--- Start of Dataset ---

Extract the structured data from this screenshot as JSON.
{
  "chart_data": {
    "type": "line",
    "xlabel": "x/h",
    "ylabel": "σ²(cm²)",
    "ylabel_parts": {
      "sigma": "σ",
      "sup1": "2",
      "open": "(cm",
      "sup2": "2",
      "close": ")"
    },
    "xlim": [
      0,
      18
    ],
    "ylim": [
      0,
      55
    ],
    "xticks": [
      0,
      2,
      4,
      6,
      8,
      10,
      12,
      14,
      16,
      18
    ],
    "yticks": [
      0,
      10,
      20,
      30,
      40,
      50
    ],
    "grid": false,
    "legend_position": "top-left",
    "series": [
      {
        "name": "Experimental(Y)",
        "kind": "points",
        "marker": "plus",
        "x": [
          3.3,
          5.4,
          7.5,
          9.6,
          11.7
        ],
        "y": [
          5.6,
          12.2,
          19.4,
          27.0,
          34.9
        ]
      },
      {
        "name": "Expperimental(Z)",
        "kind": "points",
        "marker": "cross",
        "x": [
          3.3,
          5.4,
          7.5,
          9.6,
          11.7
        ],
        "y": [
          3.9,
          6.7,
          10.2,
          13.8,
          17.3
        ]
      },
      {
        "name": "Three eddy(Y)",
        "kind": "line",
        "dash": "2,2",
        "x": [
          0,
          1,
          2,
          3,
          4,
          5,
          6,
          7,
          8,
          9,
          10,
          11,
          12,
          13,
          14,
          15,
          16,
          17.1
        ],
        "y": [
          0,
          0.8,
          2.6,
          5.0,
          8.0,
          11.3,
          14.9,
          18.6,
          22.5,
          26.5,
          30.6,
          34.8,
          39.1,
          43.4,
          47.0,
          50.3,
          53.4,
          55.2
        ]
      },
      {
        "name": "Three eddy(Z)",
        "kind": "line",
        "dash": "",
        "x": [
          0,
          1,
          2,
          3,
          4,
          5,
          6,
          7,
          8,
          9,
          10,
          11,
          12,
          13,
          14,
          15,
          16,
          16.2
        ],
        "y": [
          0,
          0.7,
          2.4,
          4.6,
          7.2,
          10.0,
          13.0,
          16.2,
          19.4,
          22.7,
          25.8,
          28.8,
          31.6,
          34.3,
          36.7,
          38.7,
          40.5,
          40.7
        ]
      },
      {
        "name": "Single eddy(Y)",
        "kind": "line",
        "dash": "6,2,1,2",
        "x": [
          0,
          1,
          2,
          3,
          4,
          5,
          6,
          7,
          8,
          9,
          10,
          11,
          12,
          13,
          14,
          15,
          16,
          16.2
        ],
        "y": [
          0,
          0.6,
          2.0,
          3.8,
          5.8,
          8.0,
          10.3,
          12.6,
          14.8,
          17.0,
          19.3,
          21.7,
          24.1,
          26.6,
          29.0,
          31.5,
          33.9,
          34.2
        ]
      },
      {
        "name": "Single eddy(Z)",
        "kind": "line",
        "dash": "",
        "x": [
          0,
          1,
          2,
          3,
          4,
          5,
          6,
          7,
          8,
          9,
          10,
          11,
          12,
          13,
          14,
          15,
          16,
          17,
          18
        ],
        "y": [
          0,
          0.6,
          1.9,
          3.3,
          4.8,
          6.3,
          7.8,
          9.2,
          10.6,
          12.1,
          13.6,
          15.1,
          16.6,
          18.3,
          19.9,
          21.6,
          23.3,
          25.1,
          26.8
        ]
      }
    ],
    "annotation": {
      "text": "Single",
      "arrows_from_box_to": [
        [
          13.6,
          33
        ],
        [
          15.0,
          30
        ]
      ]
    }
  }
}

--- End of Dataset ---

◆ **Written exercise**: Search the data for "eddy". Copy every matching line.

◆ **Full output**:
        "name": "Three eddy(Y)",
        "name": "Three eddy(Z)",
        "name": "Single eddy(Y)",
        "name": "Single eddy(Z)",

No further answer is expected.